## DATA FOR PROCESSING

-- START --

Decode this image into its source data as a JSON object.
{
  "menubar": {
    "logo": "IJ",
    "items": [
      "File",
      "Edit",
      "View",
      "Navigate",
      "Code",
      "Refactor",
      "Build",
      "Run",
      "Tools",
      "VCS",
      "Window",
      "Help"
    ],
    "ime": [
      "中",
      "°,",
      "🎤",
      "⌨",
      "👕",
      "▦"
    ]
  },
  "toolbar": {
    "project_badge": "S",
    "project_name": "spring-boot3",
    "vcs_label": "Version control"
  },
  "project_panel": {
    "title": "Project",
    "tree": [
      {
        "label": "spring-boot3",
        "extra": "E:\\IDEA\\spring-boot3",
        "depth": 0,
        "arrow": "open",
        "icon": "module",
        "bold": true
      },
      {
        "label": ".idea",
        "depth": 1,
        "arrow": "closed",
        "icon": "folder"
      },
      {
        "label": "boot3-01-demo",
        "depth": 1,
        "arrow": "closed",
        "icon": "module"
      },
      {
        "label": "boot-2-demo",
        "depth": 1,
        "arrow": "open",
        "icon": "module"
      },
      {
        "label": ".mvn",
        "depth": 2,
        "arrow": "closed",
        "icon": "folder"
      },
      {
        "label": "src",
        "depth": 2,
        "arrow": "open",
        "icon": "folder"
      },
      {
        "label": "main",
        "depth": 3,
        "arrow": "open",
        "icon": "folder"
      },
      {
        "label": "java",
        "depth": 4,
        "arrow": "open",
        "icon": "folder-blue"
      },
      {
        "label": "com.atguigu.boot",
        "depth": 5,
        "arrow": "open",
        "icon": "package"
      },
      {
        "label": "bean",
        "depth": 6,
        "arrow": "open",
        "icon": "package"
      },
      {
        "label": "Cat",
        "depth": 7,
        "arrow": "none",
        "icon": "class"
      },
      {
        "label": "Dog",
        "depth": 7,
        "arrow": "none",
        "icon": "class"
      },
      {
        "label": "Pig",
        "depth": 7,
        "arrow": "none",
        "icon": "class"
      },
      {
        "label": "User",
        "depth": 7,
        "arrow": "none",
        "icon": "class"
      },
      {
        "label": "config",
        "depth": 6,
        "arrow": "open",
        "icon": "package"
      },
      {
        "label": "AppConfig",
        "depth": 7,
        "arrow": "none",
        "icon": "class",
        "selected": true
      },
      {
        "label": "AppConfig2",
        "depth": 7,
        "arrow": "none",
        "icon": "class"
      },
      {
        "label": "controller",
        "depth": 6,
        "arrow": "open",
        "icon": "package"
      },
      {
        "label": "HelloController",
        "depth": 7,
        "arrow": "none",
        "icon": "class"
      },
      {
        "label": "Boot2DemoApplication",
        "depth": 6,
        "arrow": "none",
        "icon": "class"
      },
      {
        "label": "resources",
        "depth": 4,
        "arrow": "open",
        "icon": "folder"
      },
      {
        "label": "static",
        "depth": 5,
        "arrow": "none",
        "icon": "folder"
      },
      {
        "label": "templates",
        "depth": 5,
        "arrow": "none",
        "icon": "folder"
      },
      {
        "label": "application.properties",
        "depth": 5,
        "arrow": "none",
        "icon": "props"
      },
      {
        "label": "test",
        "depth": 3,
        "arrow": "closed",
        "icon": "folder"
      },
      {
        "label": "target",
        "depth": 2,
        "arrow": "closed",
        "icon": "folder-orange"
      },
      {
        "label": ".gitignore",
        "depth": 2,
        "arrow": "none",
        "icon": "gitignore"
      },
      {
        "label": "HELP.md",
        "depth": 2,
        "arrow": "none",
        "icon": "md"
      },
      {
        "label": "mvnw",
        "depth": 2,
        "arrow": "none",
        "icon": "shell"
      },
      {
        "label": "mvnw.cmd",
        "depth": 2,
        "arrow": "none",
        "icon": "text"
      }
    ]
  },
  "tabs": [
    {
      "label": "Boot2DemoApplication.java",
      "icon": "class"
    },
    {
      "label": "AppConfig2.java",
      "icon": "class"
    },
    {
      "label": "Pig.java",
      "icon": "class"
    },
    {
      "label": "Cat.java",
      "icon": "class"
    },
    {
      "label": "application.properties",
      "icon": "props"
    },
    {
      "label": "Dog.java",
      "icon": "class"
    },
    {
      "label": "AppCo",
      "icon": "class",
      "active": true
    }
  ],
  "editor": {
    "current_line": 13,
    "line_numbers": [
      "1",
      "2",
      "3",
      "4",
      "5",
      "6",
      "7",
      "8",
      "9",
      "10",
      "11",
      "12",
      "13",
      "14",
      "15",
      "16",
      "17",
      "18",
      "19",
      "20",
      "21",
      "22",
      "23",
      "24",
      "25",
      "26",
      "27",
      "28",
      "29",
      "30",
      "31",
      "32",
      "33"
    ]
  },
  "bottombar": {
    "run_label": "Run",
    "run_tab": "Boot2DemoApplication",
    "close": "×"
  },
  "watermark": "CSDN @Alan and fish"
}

-- END --

## DIRECTIONS FOR THIS TASK
From the entries above, copy every line that holds the word "properties".

## EXERCISE RESPONSE
        "label": "application.properties",
      "label": "application.properties",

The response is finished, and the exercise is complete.